A run of records
--- Begin ---

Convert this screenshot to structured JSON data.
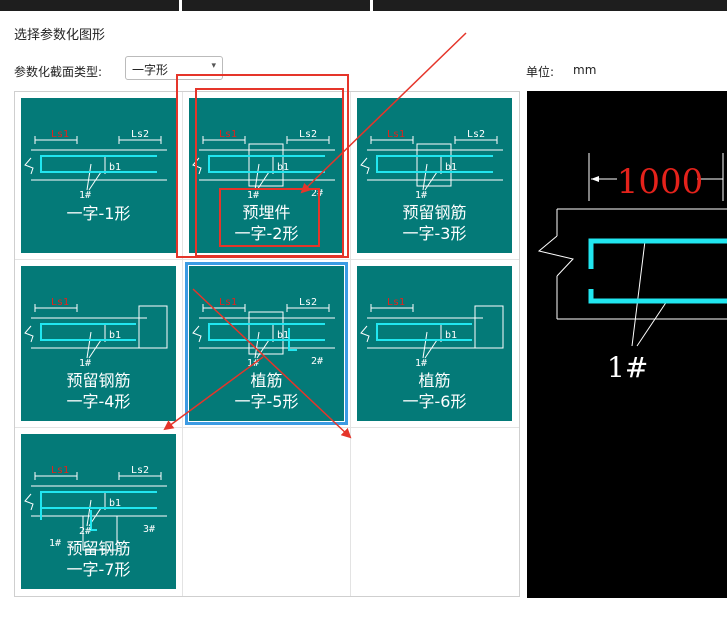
{
  "dialog": {
    "title": "选择参数化图形",
    "section_type_label": "参数化截面类型:",
    "section_type_value": "一字形",
    "unit_label": "单位:",
    "unit_value": "mm"
  },
  "tiles": [
    {
      "name": "一字-1形",
      "line1": "",
      "line2": "一字-1形",
      "ls1": "Ls1",
      "ls2": "Ls2",
      "b1": "b1",
      "marks": [
        "1#"
      ]
    },
    {
      "name": "预埋件一字-2形",
      "line1": "预埋件",
      "line2": "一字-2形",
      "ls1": "Ls1",
      "ls2": "Ls2",
      "b1": "b1",
      "marks": [
        "1#",
        "2#"
      ]
    },
    {
      "name": "预留钢筋一字-3形",
      "line1": "预留钢筋",
      "line2": "一字-3形",
      "ls1": "Ls1",
      "ls2": "Ls2",
      "b1": "b1",
      "marks": [
        "1#"
      ]
    },
    {
      "name": "预留钢筋一字-4形",
      "line1": "预留钢筋",
      "line2": "一字-4形",
      "ls1": "Ls1",
      "ls2": "",
      "b1": "b1",
      "marks": [
        "1#"
      ]
    },
    {
      "name": "植筋一字-5形",
      "line1": "植筋",
      "line2": "一字-5形",
      "ls1": "Ls1",
      "ls2": "Ls2",
      "b1": "b1",
      "marks": [
        "1#",
        "2#"
      ]
    },
    {
      "name": "植筋一字-6形",
      "line1": "植筋",
      "line2": "一字-6形",
      "ls1": "Ls1",
      "ls2": "",
      "b1": "b1",
      "marks": [
        "1#"
      ]
    },
    {
      "name": "预留钢筋一字-7形",
      "line1": "预留钢筋",
      "line2": "一字-7形",
      "ls1": "Ls1",
      "ls2": "Ls2",
      "b1": "b1",
      "marks": [
        "2#",
        "3#",
        "1#"
      ]
    }
  ],
  "selected_tile": 4,
  "preview": {
    "dimension": "1000",
    "mark": "1#"
  },
  "colors": {
    "tile_bg": "#047a78",
    "rebar": "#21e6f0",
    "dim_red": "#e4221b",
    "selection": "#3c9be3",
    "annotation": "#e5352a"
  }
}
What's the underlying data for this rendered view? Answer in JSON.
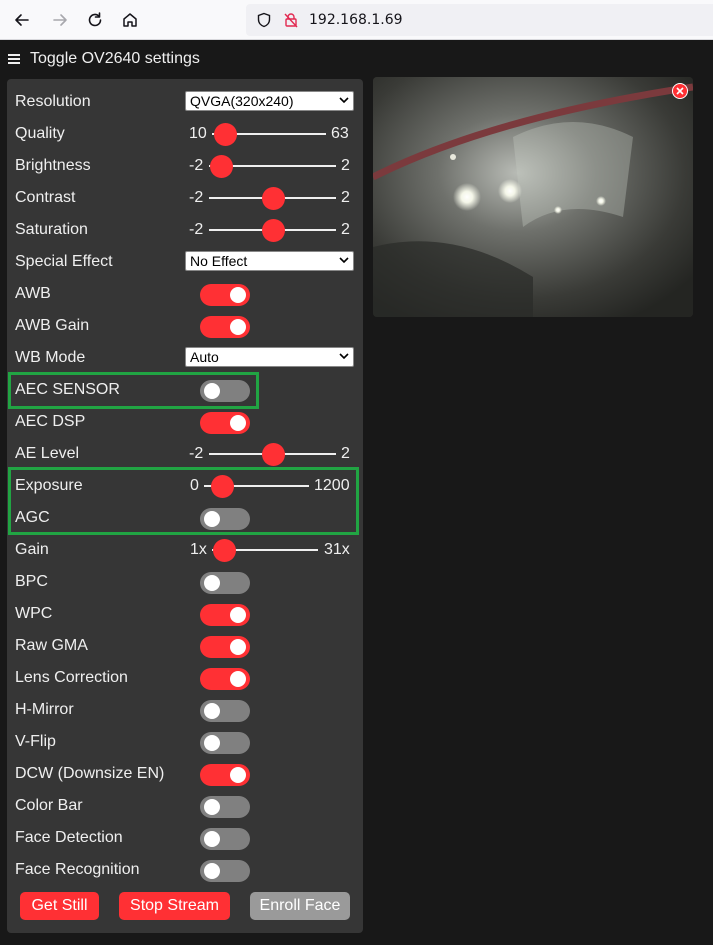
{
  "browser": {
    "url": "192.168.1.69"
  },
  "header": {
    "menu_label": "Toggle OV2640 settings"
  },
  "settings": {
    "resolution": {
      "label": "Resolution",
      "value": "QVGA(320x240)"
    },
    "quality": {
      "label": "Quality",
      "min": "10",
      "max": "63",
      "value": 10
    },
    "brightness": {
      "label": "Brightness",
      "min": "-2",
      "max": "2",
      "value": -2
    },
    "contrast": {
      "label": "Contrast",
      "min": "-2",
      "max": "2",
      "value": 0
    },
    "saturation": {
      "label": "Saturation",
      "min": "-2",
      "max": "2",
      "value": 0
    },
    "special_effect": {
      "label": "Special Effect",
      "value": "No Effect"
    },
    "awb": {
      "label": "AWB",
      "on": true
    },
    "awb_gain": {
      "label": "AWB Gain",
      "on": true
    },
    "wb_mode": {
      "label": "WB Mode",
      "value": "Auto"
    },
    "aec_sensor": {
      "label": "AEC SENSOR",
      "on": false
    },
    "aec_dsp": {
      "label": "AEC DSP",
      "on": true
    },
    "ae_level": {
      "label": "AE Level",
      "min": "-2",
      "max": "2",
      "value": 0
    },
    "exposure": {
      "label": "Exposure",
      "min": "0",
      "max": "1200",
      "value": 120
    },
    "agc": {
      "label": "AGC",
      "on": false
    },
    "gain": {
      "label": "Gain",
      "min": "1x",
      "max": "31x",
      "value": 1
    },
    "bpc": {
      "label": "BPC",
      "on": false
    },
    "wpc": {
      "label": "WPC",
      "on": true
    },
    "raw_gma": {
      "label": "Raw GMA",
      "on": true
    },
    "lens_correction": {
      "label": "Lens Correction",
      "on": true
    },
    "h_mirror": {
      "label": "H-Mirror",
      "on": false
    },
    "v_flip": {
      "label": "V-Flip",
      "on": false
    },
    "dcw": {
      "label": "DCW (Downsize EN)",
      "on": true
    },
    "color_bar": {
      "label": "Color Bar",
      "on": false
    },
    "face_detection": {
      "label": "Face Detection",
      "on": false
    },
    "face_recognition": {
      "label": "Face Recognition",
      "on": false
    }
  },
  "buttons": {
    "get_still": "Get Still",
    "stop_stream": "Stop Stream",
    "enroll_face": "Enroll Face"
  },
  "colors": {
    "accent": "#ff3034",
    "highlight": "#21a443",
    "panel": "#363636",
    "background": "#181818"
  },
  "icons": [
    "back-arrow-icon",
    "forward-arrow-icon",
    "reload-icon",
    "home-icon",
    "shield-icon",
    "insecure-lock-icon",
    "hamburger-icon",
    "close-icon"
  ]
}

--- End ---

▸ What the exercise asks
Set down all the data again exactly as above, pictures excluded.

▸ Solution for this problem
Convert this screenshot to structured JSON data.
{
  "dialog": {
    "title": "选择参数化图形",
    "section_type_label": "参数化截面类型:",
    "section_type_value": "一字形",
    "unit_label": "单位:",
    "unit_value": "mm"
  },
  "tiles": [
    {
      "name": "一字-1形",
      "line1": "",
      "line2": "一字-1形",
      "ls1": "Ls1",
      "ls2": "Ls2",
      "b1": "b1",
      "marks": [
        "1#"
      ]
    },
    {
      "name": "预埋件一字-2形",
      "line1": "预埋件",
      "line2": "一字-2形",
      "ls1": "Ls1",
      "ls2": "Ls2",
      "b1": "b1",
      "marks": [
        "1#",
        "2#"
      ]
    },
    {
      "name": "预留钢筋一字-3形",
      "line1": "预留钢筋",
      "line2": "一字-3形",
      "ls1": "Ls1",
      "ls2": "Ls2",
      "b1": "b1",
      "marks": [
        "1#"
      ]
    },
    {
      "name": "预留钢筋一字-4形",
      "line1": "预留钢筋",
      "line2": "一字-4形",
      "ls1": "Ls1",
      "ls2": "",
      "b1": "b1",
      "marks": [
        "1#"
      ]
    },
    {
      "name": "植筋一字-5形",
      "line1": "植筋",
      "line2": "一字-5形",
      "ls1": "Ls1",
      "ls2": "Ls2",
      "b1": "b1",
      "marks": [
        "1#",
        "2#"
      ]
    },
    {
      "name": "植筋一字-6形",
      "line1": "植筋",
      "line2": "一字-6形",
      "ls1": "Ls1",
      "ls2": "",
      "b1": "b1",
      "marks": [
        "1#"
      ]
    },
    {
      "name": "预留钢筋一字-7形",
      "line1": "预留钢筋",
      "line2": "一字-7形",
      "ls1": "Ls1",
      "ls2": "Ls2",
      "b1": "b1",
      "marks": [
        "2#",
        "3#",
        "1#"
      ]
    }
  ],
  "selected_tile": 4,
  "preview": {
    "dimension": "1000",
    "mark": "1#"
  },
  "colors": {
    "tile_bg": "#047a78",
    "rebar": "#21e6f0",
    "dim_red": "#e4221b",
    "selection": "#3c9be3",
    "annotation": "#e5352a"
  }
}
What's the underlying data for this rendered view? Answer in JSON.
{
  "browser": {
    "url": "192.168.1.69"
  },
  "header": {
    "menu_label": "Toggle OV2640 settings"
  },
  "settings": {
    "resolution": {
      "label": "Resolution",
      "value": "QVGA(320x240)"
    },
    "quality": {
      "label": "Quality",
      "min": "10",
      "max": "63",
      "value": 10
    },
    "brightness": {
      "label": "Brightness",
      "min": "-2",
      "max": "2",
      "value": -2
    },
    "contrast": {
      "label": "Contrast",
      "min": "-2",
      "max": "2",
      "value": 0
    },
    "saturation": {
      "label": "Saturation",
      "min": "-2",
      "max": "2",
      "value": 0
    },
    "special_effect": {
      "label": "Special Effect",
      "value": "No Effect"
    },
    "awb": {
      "label": "AWB",
      "on": true
    },
    "awb_gain": {
      "label": "AWB Gain",
      "on": true
    },
    "wb_mode": {
      "label": "WB Mode",
      "value": "Auto"
    },
    "aec_sensor": {
      "label": "AEC SENSOR",
      "on": false
    },
    "aec_dsp": {
      "label": "AEC DSP",
      "on": true
    },
    "ae_level": {
      "label": "AE Level",
      "min": "-2",
      "max": "2",
      "value": 0
    },
    "exposure": {
      "label": "Exposure",
      "min": "0",
      "max": "1200",
      "value": 120
    },
    "agc": {
      "label": "AGC",
      "on": false
    },
    "gain": {
      "label": "Gain",
      "min": "1x",
      "max": "31x",
      "value": 1
    },
    "bpc": {
      "label": "BPC",
      "on": false
    },
    "wpc": {
      "label": "WPC",
      "on": true
    },
    "raw_gma": {
      "label": "Raw GMA",
      "on": true
    },
    "lens_correction": {
      "label": "Lens Correction",
      "on": true
    },
    "h_mirror": {
      "label": "H-Mirror",
      "on": false
    },
    "v_flip": {
      "label": "V-Flip",
      "on": false
    },
    "dcw": {
      "label": "DCW (Downsize EN)",
      "on": true
    },
    "color_bar": {
      "label": "Color Bar",
      "on": false
    },
    "face_detection": {
      "label": "Face Detection",
      "on": false
    },
    "face_recognition": {
      "label": "Face Recognition",
      "on": false
    }
  },
  "buttons": {
    "get_still": "Get Still",
    "stop_stream": "Stop Stream",
    "enroll_face": "Enroll Face"
  },
  "colors": {
    "accent": "#ff3034",
    "highlight": "#21a443",
    "panel": "#363636",
    "background": "#181818"
  },
  "icons": [
    "back-arrow-icon",
    "forward-arrow-icon",
    "reload-icon",
    "home-icon",
    "shield-icon",
    "insecure-lock-icon",
    "hamburger-icon",
    "close-icon"
  ]
}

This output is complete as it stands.